• [Problem]: Can you return the lines below exactly, starting with the line containing "series-lines bbox=[155, 320, 1601, 1136]" and going on through the line containing "series-line-2 bbox=[155, 322, 1595, 1136]"?

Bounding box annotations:
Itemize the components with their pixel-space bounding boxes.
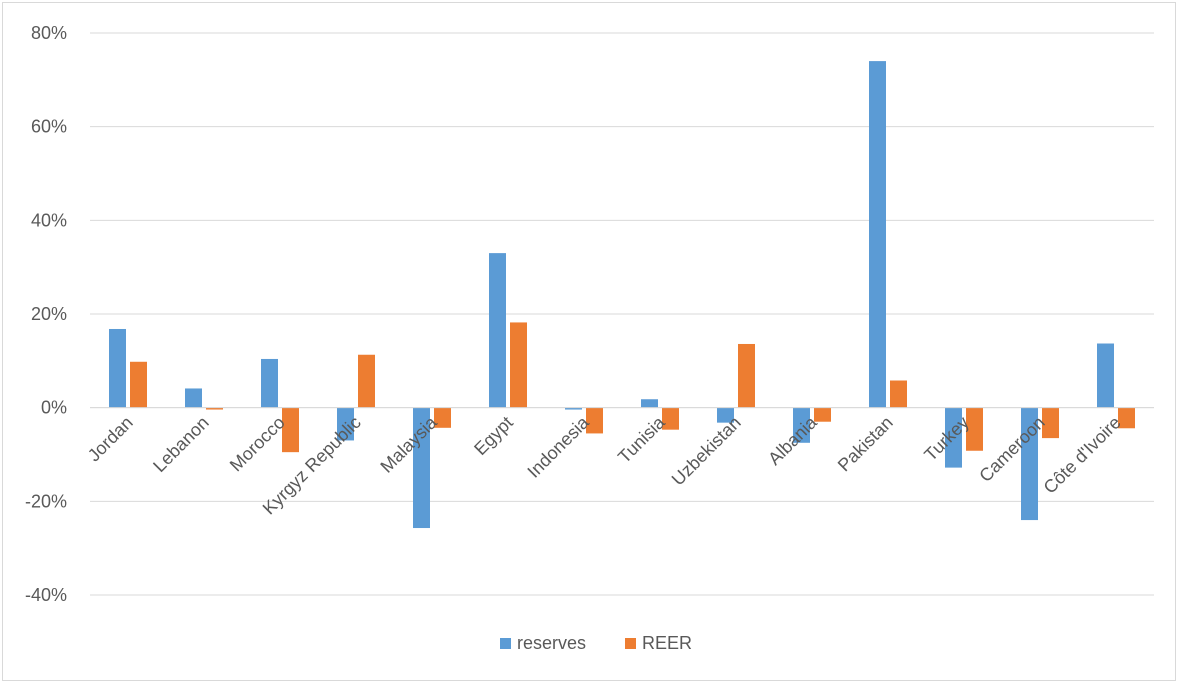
bar-reserves-turkey: [945, 407, 962, 468]
bar-reer-uzbekistan: [738, 343, 755, 408]
legend-swatch-reserves: [500, 638, 511, 649]
x-tick-label: Morocco: [226, 412, 289, 475]
bar-reserves-jordan: [109, 328, 126, 408]
bar-reserves-kyrgyz-republic: [337, 407, 354, 441]
legend: reserves REER: [500, 633, 692, 653]
x-tick-label: Albania: [764, 412, 821, 469]
bars: [90, 61, 1154, 529]
bar-reer-malaysia: [434, 407, 451, 428]
legend-swatch-reer: [625, 638, 636, 649]
gridlines: [90, 32, 1154, 596]
legend-label-reserves: reserves: [517, 633, 586, 653]
bar-reer-morocco: [282, 407, 299, 453]
bar-reer-tunisia: [662, 407, 679, 430]
bar-reer-indonesia: [586, 407, 603, 434]
bar-reer-cameroon: [1042, 407, 1059, 439]
y-axis-tick-labels: -40% -20% 0% 20% 40% 60% 80%: [25, 23, 67, 605]
bar-reer-c-te-d-ivoire: [1118, 407, 1135, 429]
bar-reserves-morocco: [261, 358, 278, 408]
y-tick-label: 40%: [31, 210, 67, 230]
x-tick-label: Jordan: [84, 412, 137, 465]
y-tick-label: 60%: [31, 117, 67, 137]
bar-reserves-pakistan: [869, 61, 886, 408]
y-tick-label: -40%: [25, 585, 67, 605]
bar-reserves-albania: [793, 407, 810, 443]
bar-reserves-uzbekistan: [717, 407, 734, 423]
bar-chart: -40% -20% 0% 20% 40% 60% 80% Jordan Lebanon Moro…: [25, 23, 1154, 653]
bar-reserves-tunisia: [641, 399, 658, 408]
y-tick-label: 20%: [31, 304, 67, 324]
y-tick-label: -20%: [25, 491, 67, 511]
x-tick-label: Lebanon: [149, 412, 213, 476]
bar-reer-pakistan: [890, 380, 907, 408]
bar-reer-egypt: [510, 322, 527, 408]
bar-reserves-cameroon: [1021, 407, 1038, 521]
bar-reer-kyrgyz-republic: [358, 354, 375, 408]
bar-reserves-malaysia: [413, 407, 430, 529]
bar-reer-turkey: [966, 407, 983, 451]
x-tick-label: Malaysia: [376, 412, 441, 477]
bar-reer-lebanon: [206, 407, 223, 410]
bar-reserves-indonesia: [565, 407, 582, 410]
y-tick-label: 0%: [41, 398, 67, 418]
y-tick-label: 80%: [31, 23, 67, 43]
x-tick-label: Tunisia: [614, 412, 669, 467]
bar-reserves-lebanon: [185, 388, 202, 408]
bar-reer-jordan: [130, 361, 147, 408]
x-tick-label: Uzbekistan: [668, 412, 745, 489]
legend-label-reer: REER: [642, 633, 692, 653]
bar-reer-albania: [814, 407, 831, 422]
bar-reserves-c-te-d-ivoire: [1097, 343, 1114, 408]
bar-reserves-egypt: [489, 253, 506, 408]
x-tick-label: Pakistan: [834, 412, 897, 475]
x-tick-label: Indonesia: [523, 412, 593, 482]
x-tick-label: Egypt: [470, 412, 517, 459]
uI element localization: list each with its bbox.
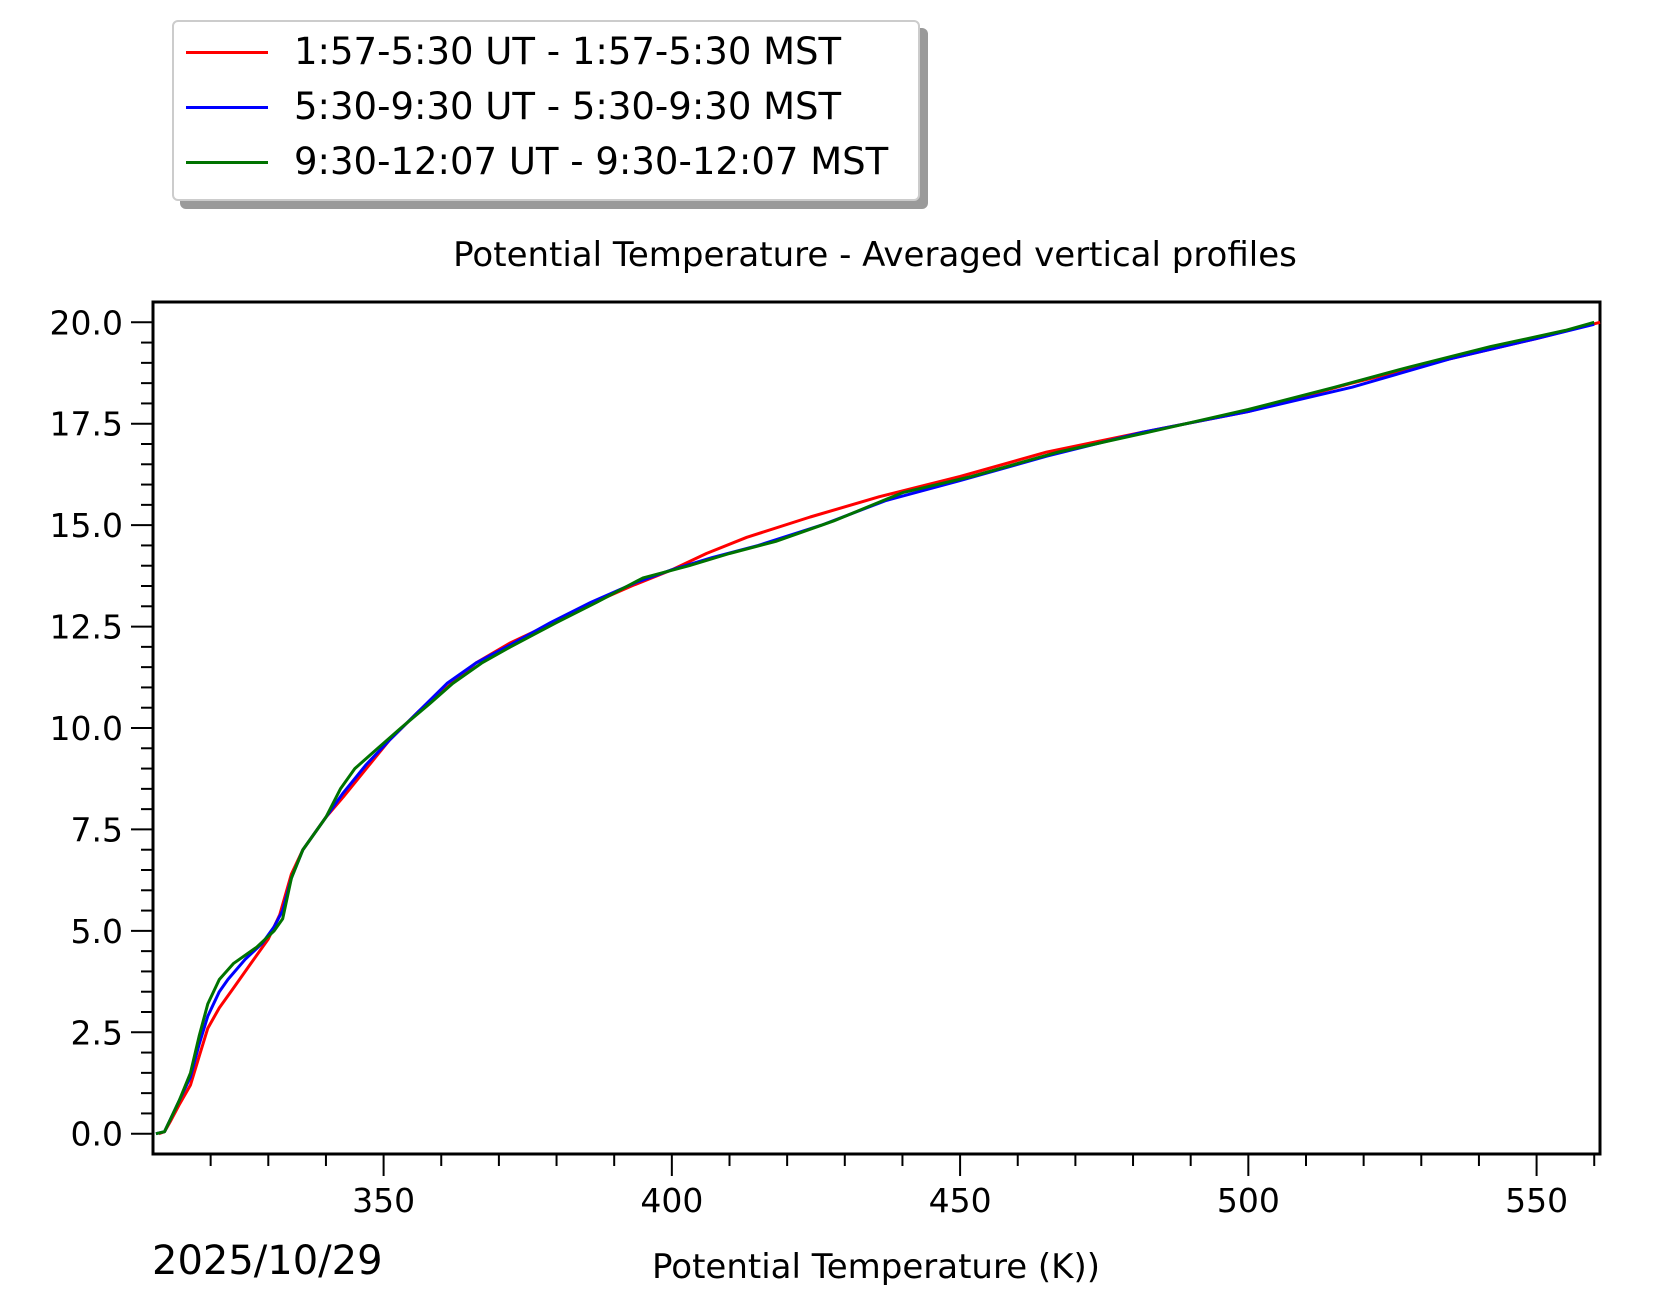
series-lines bbox=[155, 320, 1601, 1136]
legend-label: 1:57-5:30 UT - 1:57-5:30 MST bbox=[294, 30, 842, 73]
y-tick-label: 7.5 bbox=[71, 810, 123, 849]
legend-swatch bbox=[186, 51, 268, 54]
x-tick-label: 450 bbox=[929, 1181, 992, 1220]
y-tick-label: 20.0 bbox=[50, 303, 123, 342]
legend-swatch bbox=[186, 106, 268, 109]
x-tick-label: 500 bbox=[1217, 1181, 1280, 1220]
x-tick-label: 400 bbox=[640, 1181, 703, 1220]
x-tick-label: 550 bbox=[1505, 1181, 1568, 1220]
series-line-1 bbox=[158, 320, 1601, 1136]
y-tick-label: 5.0 bbox=[71, 912, 123, 951]
y-tick-label: 2.5 bbox=[71, 1013, 123, 1052]
y-tick-label: 0.0 bbox=[71, 1115, 123, 1154]
y-axis: 0.0 2.5 5.0 7.5 10.0 12.5 15.0 17.5 20.0 bbox=[50, 303, 153, 1154]
series-line-2 bbox=[155, 322, 1595, 1136]
plot-frame bbox=[151, 300, 1602, 1156]
x-tick-label: 350 bbox=[352, 1181, 415, 1220]
x-axis: 350 400 450 500 550 bbox=[209, 1154, 1596, 1220]
legend-entry: 1:57-5:30 UT - 1:57-5:30 MST bbox=[174, 32, 918, 72]
x-axis-label: Potential Temperature (K)) bbox=[652, 1247, 1100, 1287]
chart-title: Potential Temperature - Averaged vertica… bbox=[453, 235, 1297, 275]
legend: 1:57-5:30 UT - 1:57-5:30 MST 5:30-9:30 U… bbox=[172, 20, 920, 201]
series-line-3 bbox=[155, 320, 1595, 1136]
legend-label: 5:30-9:30 UT - 5:30-9:30 MST bbox=[294, 85, 842, 128]
y-tick-label: 15.0 bbox=[50, 506, 123, 545]
legend-label: 9:30-12:07 UT - 9:30-12:07 MST bbox=[294, 140, 889, 183]
legend-swatch bbox=[186, 161, 268, 164]
y-tick-label: 17.5 bbox=[50, 405, 123, 444]
y-tick-label: 12.5 bbox=[50, 608, 123, 647]
y-tick-label: 10.0 bbox=[50, 709, 123, 748]
date-label: 2025/10/29 bbox=[152, 1238, 383, 1284]
legend-entry: 9:30-12:07 UT - 9:30-12:07 MST bbox=[174, 142, 918, 182]
legend-entry: 5:30-9:30 UT - 5:30-9:30 MST bbox=[174, 87, 918, 127]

• [Solution to the problem]:
series-lines bbox=[155, 320, 1601, 1136]
legend-label: 1:57-5:30 UT - 1:57-5:30 MST bbox=[294, 30, 842, 73]
y-tick-label: 7.5 bbox=[71, 810, 123, 849]
legend-swatch bbox=[186, 51, 268, 54]
x-tick-label: 450 bbox=[929, 1181, 992, 1220]
y-tick-label: 20.0 bbox=[50, 303, 123, 342]
legend-swatch bbox=[186, 106, 268, 109]
x-tick-label: 500 bbox=[1217, 1181, 1280, 1220]
x-tick-label: 400 bbox=[640, 1181, 703, 1220]
x-tick-label: 550 bbox=[1505, 1181, 1568, 1220]
series-line-1 bbox=[158, 320, 1601, 1136]
y-tick-label: 5.0 bbox=[71, 912, 123, 951]
y-tick-label: 2.5 bbox=[71, 1013, 123, 1052]
y-tick-label: 0.0 bbox=[71, 1115, 123, 1154]
y-axis: 0.0 2.5 5.0 7.5 10.0 12.5 15.0 17.5 20.0 bbox=[50, 303, 153, 1154]
series-line-2 bbox=[155, 322, 1595, 1136]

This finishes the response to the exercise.